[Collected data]

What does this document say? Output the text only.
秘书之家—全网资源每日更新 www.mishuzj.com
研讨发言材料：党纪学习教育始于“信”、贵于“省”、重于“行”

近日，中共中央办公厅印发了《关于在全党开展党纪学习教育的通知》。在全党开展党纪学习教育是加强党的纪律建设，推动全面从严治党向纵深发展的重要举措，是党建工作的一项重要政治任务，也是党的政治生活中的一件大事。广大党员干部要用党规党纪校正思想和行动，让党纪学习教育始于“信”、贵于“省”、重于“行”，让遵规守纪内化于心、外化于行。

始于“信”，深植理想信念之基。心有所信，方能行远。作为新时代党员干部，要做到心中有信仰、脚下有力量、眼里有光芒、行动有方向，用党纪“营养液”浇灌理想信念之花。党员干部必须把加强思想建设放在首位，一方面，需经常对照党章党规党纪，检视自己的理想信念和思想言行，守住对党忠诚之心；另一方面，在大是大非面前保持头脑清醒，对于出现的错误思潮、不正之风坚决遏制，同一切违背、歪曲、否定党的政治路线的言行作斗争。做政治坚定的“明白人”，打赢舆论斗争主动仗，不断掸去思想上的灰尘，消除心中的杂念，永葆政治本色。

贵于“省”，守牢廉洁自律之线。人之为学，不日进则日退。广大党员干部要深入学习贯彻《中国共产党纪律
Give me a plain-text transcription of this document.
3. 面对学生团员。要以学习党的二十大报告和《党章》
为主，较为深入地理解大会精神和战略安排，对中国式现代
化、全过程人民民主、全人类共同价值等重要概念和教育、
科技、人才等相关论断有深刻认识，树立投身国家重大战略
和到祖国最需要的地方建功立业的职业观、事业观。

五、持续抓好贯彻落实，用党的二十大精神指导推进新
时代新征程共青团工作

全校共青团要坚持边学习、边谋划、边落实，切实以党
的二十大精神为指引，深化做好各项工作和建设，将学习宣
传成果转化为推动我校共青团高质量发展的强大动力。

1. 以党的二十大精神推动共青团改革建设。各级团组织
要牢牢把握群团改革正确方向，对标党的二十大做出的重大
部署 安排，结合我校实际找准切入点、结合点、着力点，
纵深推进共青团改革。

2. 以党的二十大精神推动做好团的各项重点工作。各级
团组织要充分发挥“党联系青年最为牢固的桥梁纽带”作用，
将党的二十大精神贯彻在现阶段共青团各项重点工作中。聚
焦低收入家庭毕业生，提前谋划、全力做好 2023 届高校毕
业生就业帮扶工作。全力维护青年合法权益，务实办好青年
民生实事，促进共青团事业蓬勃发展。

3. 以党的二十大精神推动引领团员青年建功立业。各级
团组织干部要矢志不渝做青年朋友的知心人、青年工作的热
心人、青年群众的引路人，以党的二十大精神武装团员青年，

Short task:
Reproduce, word for word, only the lines from the one that contains "Give me a plain-text" through the final line.

Task output:
Give me a plain-text transcription of this document.
3. 面对学生团员。要以学习党的二十大报告和《党章》
为主，较为深入地理解大会精神和战略安排，对中国式现代
化、全过程人民民主、全人类共同价值等重要概念和教育、
科技、人才等相关论断有深刻认识，树立投身国家重大战略
和到祖国最需要的地方建功立业的职业观、事业观。

五、持续抓好贯彻落实，用党的二十大精神指导推进新
时代新征程共青团工作

全校共青团要坚持边学习、边谋划、边落实，切实以党
的二十大精神为指引，深化做好各项工作和建设，将学习宣
传成果转化为推动我校共青团高质量发展的强大动力。

1. 以党的二十大精神推动共青团改革建设。各级团组织
要牢牢把握群团改革正确方向，对标党的二十大做出的重大
部署 安排，结合我校实际找准切入点、结合点、着力点，
纵深推进共青团改革。

2. 以党的二十大精神推动做好团的各项重点工作。各级
团组织要充分发挥“党联系青年最为牢固的桥梁纽带”作用，
将党的二十大精神贯彻在现阶段共青团各项重点工作中。聚
焦低收入家庭毕业生，提前谋划、全力做好 2023 届高校毕
业生就业帮扶工作。全力维护青年合法权益，务实办好青年
民生实事，促进共青团事业蓬勃发展。

3. 以党的二十大精神推动引领团员青年建功立业。各级
团组织干部要矢志不渝做青年朋友的知心人、青年工作的热
心人、青年群众的引路人，以党的二十大精神武装团员青年，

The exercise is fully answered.